**INSTRUCCIÓN DADA**
¿Puedes duplicar sin cambios las líneas del material de abajo, empezando por la que contiene "issue-label: 发布 <box>362 779 413 797</box>" y siguiendo hasta la que contiene "title-char-1: 团 <box>78 97 121 146</box>", ambas incluidas?

§ §

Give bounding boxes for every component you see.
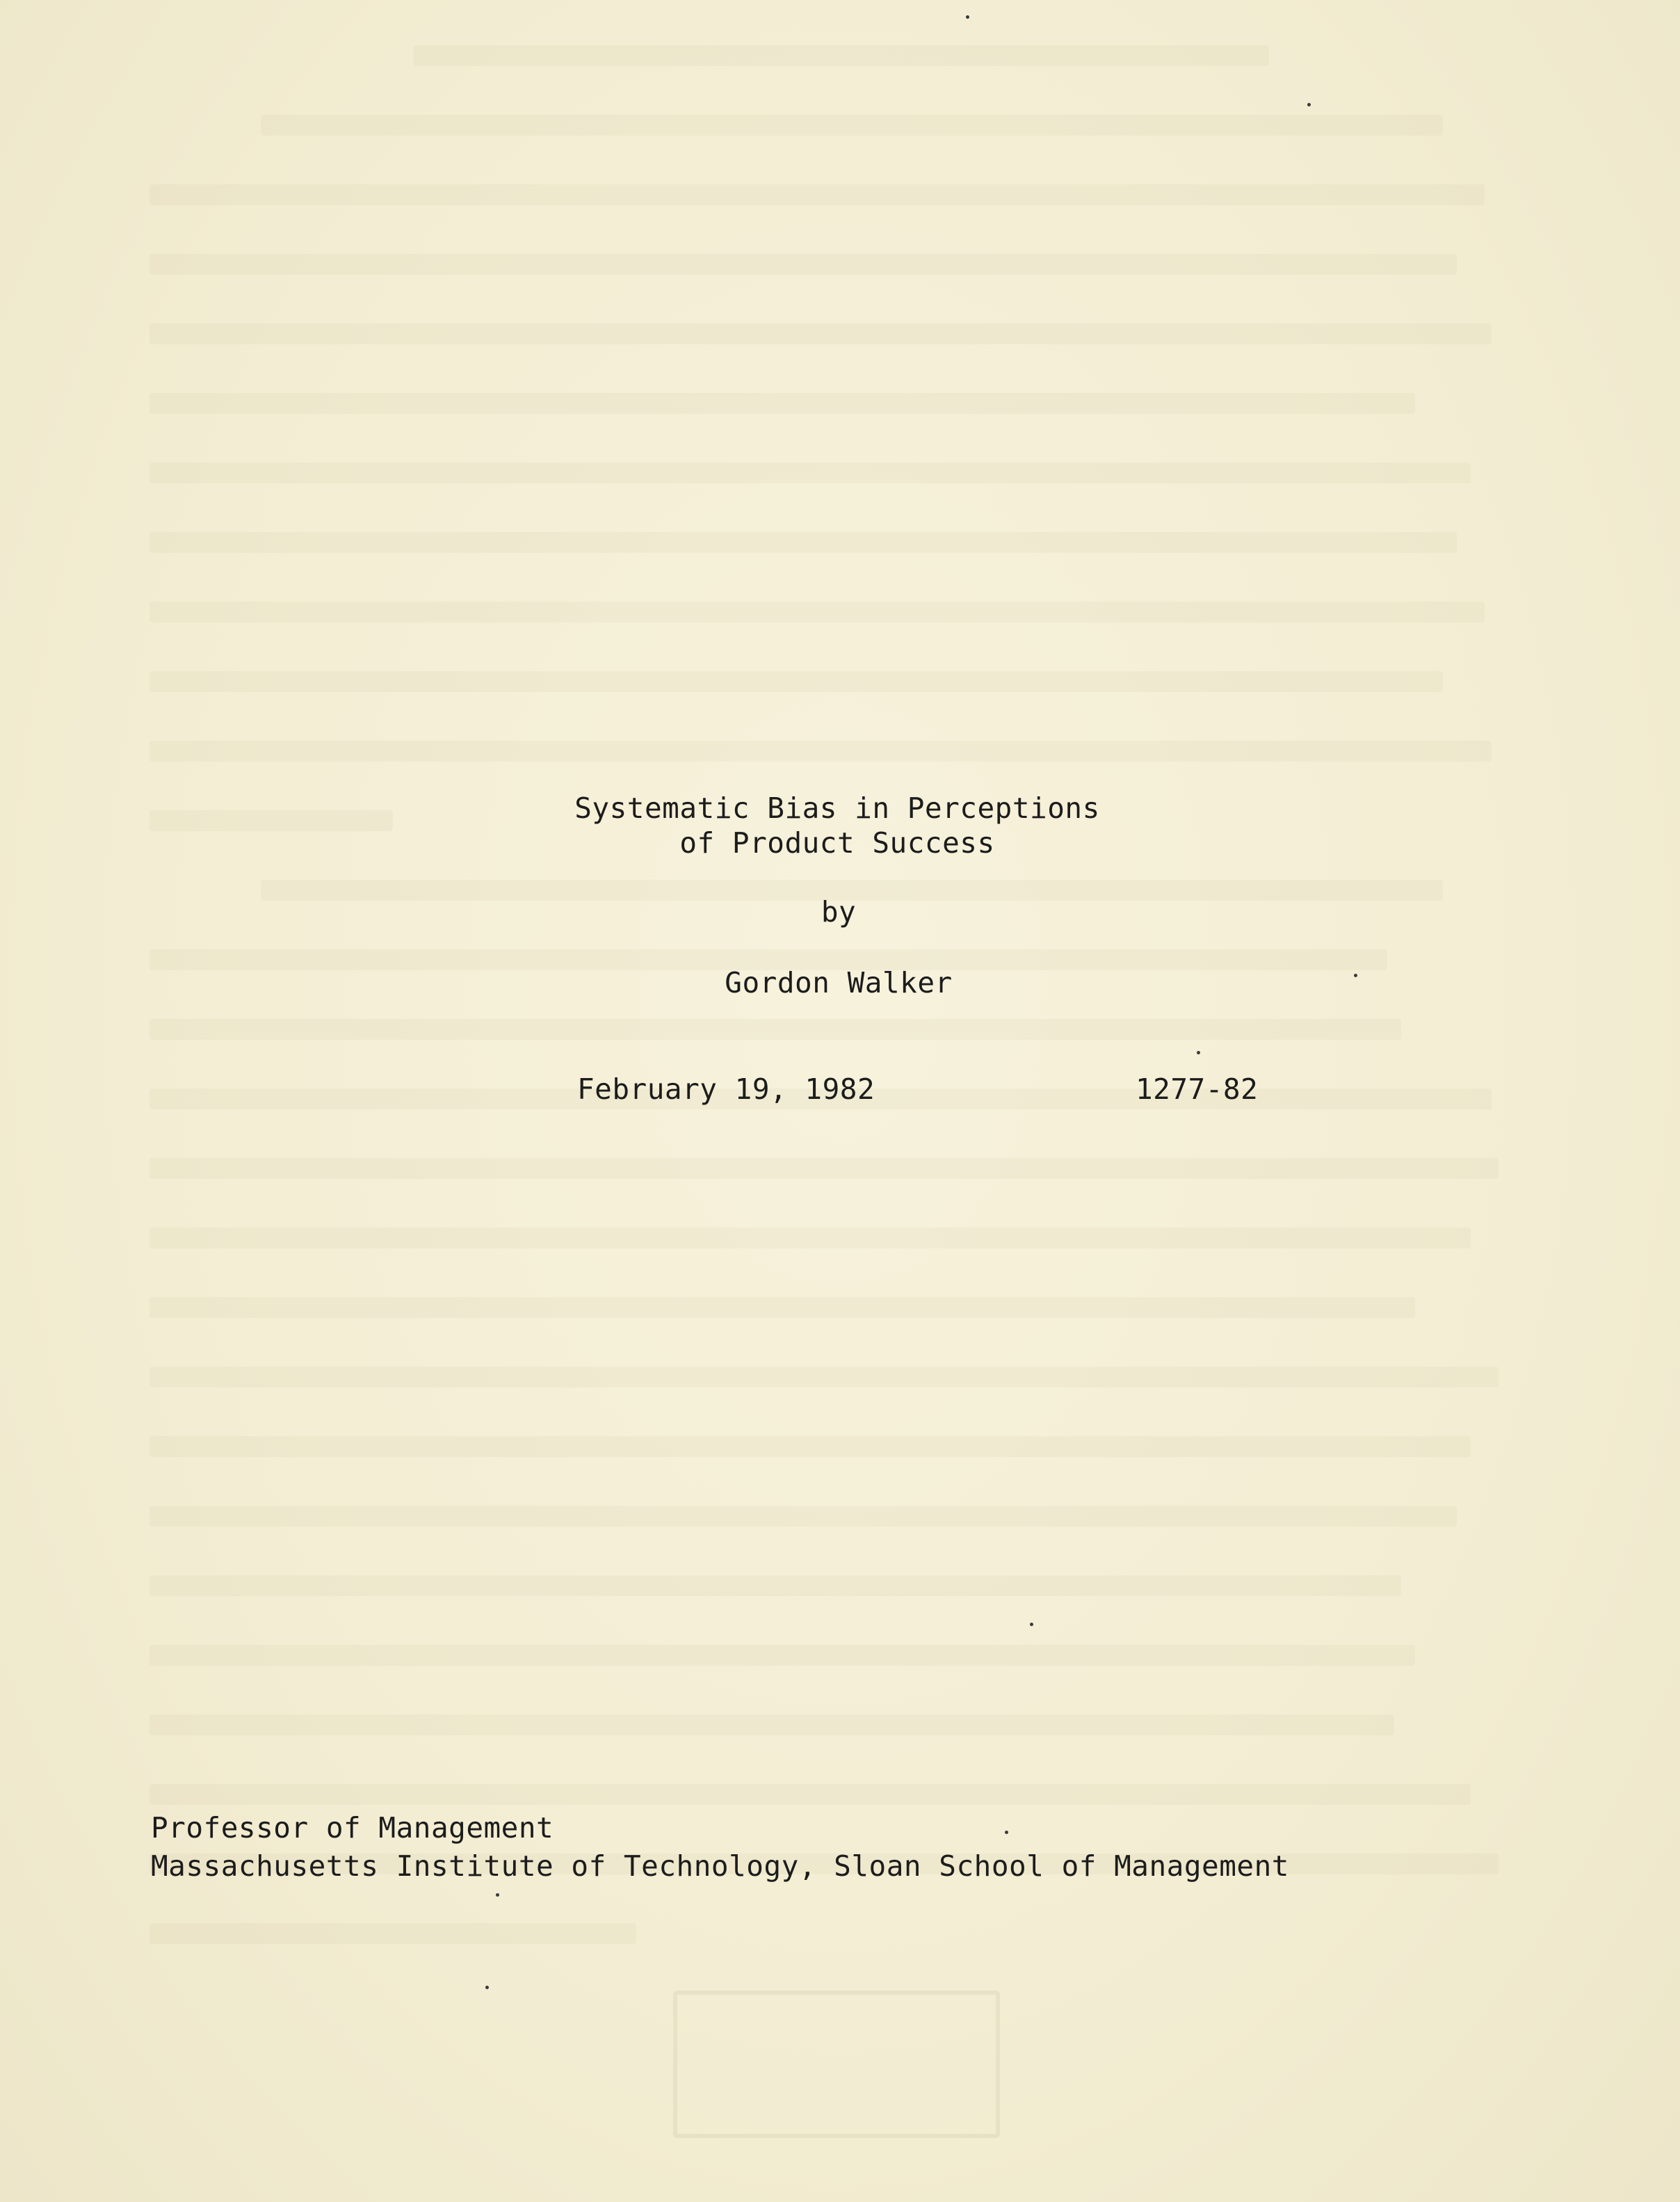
paper-speck xyxy=(496,1893,499,1897)
faded-library-stamp xyxy=(673,1991,1000,2138)
affiliation-institution: Massachusetts Institute of Technology, Sloan School of Management xyxy=(151,1849,1289,1883)
paper-speck xyxy=(1030,1623,1033,1626)
paper-speck xyxy=(1307,103,1311,106)
paper-speck xyxy=(1005,1831,1008,1834)
title-line-1: Systematic Bias in Perceptions xyxy=(574,791,1100,825)
author-name: Gordon Walker xyxy=(725,966,953,999)
paper-speck xyxy=(1197,1051,1200,1054)
paper-speck xyxy=(485,1986,489,1989)
report-date: February 19, 1982 xyxy=(577,1072,875,1106)
title-line-2: of Product Success xyxy=(679,826,995,860)
affiliation-title: Professor of Management xyxy=(151,1811,554,1845)
paper-speck xyxy=(1354,974,1357,977)
report-number: 1277-82 xyxy=(1136,1072,1259,1106)
by-line: by xyxy=(821,895,857,929)
paper-speck xyxy=(966,15,969,19)
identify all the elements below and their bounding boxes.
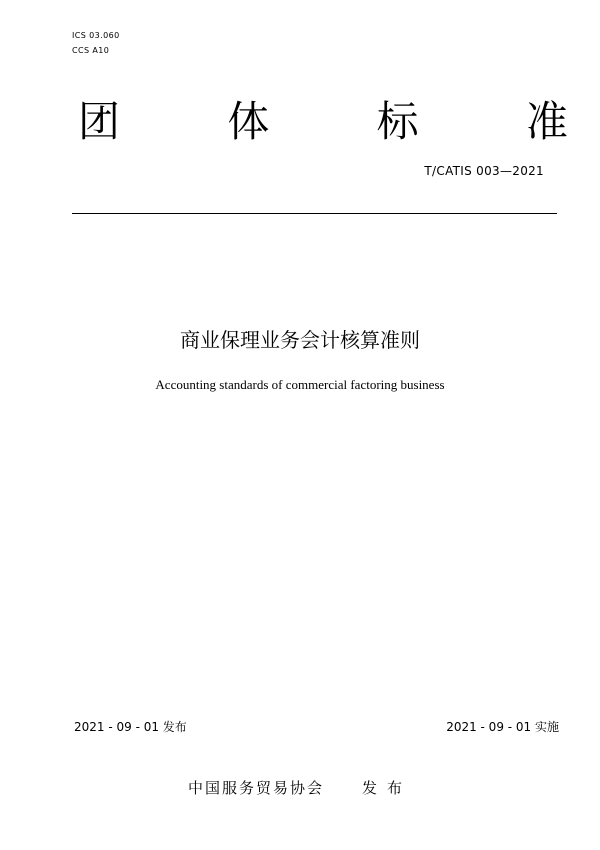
issue-label: 发布 <box>362 779 413 797</box>
standard-title-english: Accounting standards of commercial factoring business <box>155 377 445 392</box>
standard-number: T/CATIS 003—2021 <box>424 164 544 178</box>
title-char-4: 准 <box>525 97 568 146</box>
title-char-2: 体 <box>227 97 270 146</box>
title-char-1: 团 <box>78 97 121 146</box>
implementation-date: 2021 - 09 - 01 实施 <box>446 720 559 734</box>
header-divider <box>72 213 557 214</box>
ccs-code: CCS A10 <box>72 46 110 55</box>
issuer-line <box>0 779 600 797</box>
issuing-organization: 中国服务贸易协会 <box>187 779 324 797</box>
title-char-3: 标 <box>376 97 419 146</box>
ics-code: ICS 03.060 <box>72 31 120 40</box>
standard-title-chinese: 商业保理业务会计核算准则 <box>180 328 420 352</box>
document-type-title <box>78 92 568 152</box>
release-date: 2021 - 09 - 01 发布 <box>74 720 187 734</box>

§ §

**RESULTADO DEL EJERCICIO**
issue-label: 发布 <box>362 779 413 797</box>
standard-title-english: Accounting standards of commercial factoring business <box>155 377 445 392</box>
standard-number: T/CATIS 003—2021 <box>424 164 544 178</box>
title-char-4: 准 <box>525 97 568 146</box>
title-char-2: 体 <box>227 97 270 146</box>
title-char-1: 团 <box>78 97 121 146</box>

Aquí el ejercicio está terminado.